### Directions for this task
Please copy the items below, from the first line through the line holding "Text: smaller n: smaller", inclusive, substituting "greater solvation" for "increasing solvation" and leaving everything else unchanged.

--- Provided material ---

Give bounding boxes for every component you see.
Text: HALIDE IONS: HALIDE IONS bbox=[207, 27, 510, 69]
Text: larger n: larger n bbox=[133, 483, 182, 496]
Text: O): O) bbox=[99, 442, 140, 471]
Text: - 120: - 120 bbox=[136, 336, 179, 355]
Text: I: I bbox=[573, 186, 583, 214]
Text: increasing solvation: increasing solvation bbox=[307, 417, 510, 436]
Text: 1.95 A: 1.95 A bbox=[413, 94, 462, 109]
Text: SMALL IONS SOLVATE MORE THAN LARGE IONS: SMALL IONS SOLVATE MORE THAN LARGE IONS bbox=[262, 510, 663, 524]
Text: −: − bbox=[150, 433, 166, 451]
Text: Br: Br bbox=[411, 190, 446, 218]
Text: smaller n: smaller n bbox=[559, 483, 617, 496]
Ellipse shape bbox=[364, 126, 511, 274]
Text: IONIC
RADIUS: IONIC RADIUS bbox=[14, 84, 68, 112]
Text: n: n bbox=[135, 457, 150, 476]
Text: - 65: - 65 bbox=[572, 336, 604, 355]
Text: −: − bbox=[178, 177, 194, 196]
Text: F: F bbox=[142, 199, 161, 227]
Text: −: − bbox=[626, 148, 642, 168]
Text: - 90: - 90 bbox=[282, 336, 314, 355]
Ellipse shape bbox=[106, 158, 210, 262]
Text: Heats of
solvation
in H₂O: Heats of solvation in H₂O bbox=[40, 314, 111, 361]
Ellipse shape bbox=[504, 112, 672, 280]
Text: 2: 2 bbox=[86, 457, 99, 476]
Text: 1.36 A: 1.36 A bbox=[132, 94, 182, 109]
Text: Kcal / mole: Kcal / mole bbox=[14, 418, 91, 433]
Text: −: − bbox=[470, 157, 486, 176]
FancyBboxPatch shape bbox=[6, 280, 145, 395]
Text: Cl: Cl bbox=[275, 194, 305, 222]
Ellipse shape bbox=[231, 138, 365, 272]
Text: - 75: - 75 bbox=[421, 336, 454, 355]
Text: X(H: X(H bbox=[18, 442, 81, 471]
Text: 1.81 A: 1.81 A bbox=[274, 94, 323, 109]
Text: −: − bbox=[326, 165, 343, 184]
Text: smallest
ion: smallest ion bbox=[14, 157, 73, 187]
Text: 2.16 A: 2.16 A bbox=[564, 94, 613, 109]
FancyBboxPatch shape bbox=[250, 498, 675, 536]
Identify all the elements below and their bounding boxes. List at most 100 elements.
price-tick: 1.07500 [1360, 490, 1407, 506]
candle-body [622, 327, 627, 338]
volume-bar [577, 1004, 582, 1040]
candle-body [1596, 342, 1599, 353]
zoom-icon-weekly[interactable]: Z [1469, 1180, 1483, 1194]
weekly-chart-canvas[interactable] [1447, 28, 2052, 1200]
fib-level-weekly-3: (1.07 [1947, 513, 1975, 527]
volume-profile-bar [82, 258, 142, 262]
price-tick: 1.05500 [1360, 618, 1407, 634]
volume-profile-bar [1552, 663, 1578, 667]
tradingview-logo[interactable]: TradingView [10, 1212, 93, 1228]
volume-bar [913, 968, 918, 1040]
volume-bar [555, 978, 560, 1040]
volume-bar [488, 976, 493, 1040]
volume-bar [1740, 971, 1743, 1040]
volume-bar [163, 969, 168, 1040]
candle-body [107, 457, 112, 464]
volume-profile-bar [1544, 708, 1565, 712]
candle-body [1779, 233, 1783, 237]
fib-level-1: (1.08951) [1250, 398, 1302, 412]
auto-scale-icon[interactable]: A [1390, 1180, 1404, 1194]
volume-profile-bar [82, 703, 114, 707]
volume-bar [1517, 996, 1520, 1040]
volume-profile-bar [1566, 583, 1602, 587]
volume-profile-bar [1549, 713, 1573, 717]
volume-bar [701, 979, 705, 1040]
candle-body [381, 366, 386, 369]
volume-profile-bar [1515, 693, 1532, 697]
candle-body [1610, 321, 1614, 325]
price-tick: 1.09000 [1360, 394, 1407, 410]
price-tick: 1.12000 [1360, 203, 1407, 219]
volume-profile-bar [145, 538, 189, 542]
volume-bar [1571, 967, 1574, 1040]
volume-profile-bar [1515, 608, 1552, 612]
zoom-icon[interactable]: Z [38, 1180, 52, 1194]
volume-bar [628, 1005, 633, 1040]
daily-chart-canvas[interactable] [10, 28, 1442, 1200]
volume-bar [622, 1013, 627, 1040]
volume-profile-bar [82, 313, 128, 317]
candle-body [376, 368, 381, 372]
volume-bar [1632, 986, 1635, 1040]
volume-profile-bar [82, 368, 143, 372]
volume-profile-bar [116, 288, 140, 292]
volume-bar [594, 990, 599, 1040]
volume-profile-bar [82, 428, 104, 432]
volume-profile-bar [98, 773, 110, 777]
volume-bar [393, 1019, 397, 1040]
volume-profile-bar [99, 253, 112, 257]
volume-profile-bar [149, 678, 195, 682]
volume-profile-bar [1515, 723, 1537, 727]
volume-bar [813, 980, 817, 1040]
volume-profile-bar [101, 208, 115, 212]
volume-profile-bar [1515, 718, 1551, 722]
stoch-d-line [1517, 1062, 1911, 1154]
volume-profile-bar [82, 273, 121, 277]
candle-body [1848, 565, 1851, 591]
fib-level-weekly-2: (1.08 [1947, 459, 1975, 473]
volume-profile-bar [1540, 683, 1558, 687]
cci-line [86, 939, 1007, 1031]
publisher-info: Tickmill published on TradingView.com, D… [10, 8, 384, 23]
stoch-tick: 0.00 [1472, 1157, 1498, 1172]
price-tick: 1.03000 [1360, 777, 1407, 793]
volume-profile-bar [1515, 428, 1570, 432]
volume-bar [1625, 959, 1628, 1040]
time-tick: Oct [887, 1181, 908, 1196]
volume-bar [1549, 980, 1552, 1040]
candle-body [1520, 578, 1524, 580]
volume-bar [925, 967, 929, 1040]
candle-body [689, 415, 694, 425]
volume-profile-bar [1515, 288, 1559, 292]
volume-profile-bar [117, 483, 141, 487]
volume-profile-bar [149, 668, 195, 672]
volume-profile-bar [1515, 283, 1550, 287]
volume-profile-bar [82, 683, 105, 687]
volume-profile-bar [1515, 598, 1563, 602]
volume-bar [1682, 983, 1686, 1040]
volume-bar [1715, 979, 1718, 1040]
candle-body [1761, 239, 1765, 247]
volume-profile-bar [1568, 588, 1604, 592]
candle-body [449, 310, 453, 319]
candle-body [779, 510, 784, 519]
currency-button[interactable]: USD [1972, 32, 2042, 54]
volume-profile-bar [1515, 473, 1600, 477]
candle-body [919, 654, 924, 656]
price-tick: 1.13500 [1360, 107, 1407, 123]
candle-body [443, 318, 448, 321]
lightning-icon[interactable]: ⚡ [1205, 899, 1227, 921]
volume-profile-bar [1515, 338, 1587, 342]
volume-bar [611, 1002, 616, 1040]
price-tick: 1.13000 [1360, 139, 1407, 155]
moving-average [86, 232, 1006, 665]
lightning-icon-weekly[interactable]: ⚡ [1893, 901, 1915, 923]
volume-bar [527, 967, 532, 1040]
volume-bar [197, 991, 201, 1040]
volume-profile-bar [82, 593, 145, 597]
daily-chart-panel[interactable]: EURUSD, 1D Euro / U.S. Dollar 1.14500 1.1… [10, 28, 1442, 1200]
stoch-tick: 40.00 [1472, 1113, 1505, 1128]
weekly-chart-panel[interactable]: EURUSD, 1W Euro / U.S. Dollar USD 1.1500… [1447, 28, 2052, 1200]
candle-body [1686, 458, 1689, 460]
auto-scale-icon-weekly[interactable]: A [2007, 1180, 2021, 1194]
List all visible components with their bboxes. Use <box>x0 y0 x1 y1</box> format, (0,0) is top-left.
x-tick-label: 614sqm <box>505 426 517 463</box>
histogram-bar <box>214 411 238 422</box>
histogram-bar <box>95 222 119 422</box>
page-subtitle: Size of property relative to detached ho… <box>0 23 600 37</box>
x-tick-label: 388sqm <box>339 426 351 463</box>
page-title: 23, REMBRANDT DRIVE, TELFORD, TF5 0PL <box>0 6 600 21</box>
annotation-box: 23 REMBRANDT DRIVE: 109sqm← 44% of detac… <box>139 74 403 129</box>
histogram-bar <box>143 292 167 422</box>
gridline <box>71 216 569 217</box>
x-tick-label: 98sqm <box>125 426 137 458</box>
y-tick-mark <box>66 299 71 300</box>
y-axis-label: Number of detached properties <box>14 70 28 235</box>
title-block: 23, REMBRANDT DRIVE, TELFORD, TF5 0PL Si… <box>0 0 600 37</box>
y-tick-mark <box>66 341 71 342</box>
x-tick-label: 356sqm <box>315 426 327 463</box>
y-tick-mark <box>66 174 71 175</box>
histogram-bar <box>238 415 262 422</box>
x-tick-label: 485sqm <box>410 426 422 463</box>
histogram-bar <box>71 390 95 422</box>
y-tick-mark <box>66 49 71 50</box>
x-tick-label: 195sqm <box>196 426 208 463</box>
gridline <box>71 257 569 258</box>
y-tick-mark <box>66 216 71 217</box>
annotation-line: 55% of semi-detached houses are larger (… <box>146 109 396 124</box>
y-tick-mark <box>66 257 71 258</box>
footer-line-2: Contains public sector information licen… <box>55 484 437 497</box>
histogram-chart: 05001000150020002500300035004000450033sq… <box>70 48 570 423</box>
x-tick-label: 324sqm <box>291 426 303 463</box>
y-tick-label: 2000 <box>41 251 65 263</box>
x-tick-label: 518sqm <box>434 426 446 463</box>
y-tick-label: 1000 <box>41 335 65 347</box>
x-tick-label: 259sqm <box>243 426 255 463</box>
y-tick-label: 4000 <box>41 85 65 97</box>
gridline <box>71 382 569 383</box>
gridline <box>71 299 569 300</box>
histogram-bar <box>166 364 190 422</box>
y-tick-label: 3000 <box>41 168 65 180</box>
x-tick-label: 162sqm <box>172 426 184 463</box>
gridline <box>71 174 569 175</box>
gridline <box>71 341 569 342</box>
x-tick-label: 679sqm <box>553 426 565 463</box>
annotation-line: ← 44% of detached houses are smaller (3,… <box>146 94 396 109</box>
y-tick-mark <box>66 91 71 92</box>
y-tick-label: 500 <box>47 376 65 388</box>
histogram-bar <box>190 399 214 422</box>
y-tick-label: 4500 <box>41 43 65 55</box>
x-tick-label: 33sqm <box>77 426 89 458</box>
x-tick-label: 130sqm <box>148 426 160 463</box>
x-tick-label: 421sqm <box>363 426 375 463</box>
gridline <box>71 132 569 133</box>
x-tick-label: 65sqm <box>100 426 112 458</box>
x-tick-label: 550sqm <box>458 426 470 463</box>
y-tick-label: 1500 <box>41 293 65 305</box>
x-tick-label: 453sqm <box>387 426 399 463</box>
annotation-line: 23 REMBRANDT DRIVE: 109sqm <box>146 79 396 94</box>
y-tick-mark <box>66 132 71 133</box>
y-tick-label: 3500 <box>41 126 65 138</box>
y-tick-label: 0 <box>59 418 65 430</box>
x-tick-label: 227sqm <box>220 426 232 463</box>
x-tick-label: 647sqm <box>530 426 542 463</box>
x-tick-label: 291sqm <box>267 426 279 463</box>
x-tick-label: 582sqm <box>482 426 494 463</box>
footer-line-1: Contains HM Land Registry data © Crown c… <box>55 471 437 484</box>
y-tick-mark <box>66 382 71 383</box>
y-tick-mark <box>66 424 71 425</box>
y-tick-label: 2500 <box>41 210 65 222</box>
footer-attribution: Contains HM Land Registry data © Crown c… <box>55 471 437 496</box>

---

### Output for this task
Give bounding boxes for every component you see.
Text: HALIDE IONS: HALIDE IONS bbox=[207, 27, 510, 69]
Text: larger n: larger n bbox=[133, 483, 182, 496]
Text: O): O) bbox=[99, 442, 140, 471]
Text: - 120: - 120 bbox=[136, 336, 179, 355]
Text: I: I bbox=[573, 186, 583, 214]
Text: greater solvation: greater solvation bbox=[307, 417, 510, 436]
Text: 1.95 A: 1.95 A bbox=[413, 94, 462, 109]
Text: SMALL IONS SOLVATE MORE THAN LARGE IONS: SMALL IONS SOLVATE MORE THAN LARGE IONS bbox=[262, 510, 663, 524]
Text: −: − bbox=[150, 433, 166, 451]
Text: Br: Br bbox=[411, 190, 446, 218]
Text: smaller n: smaller n bbox=[559, 483, 617, 496]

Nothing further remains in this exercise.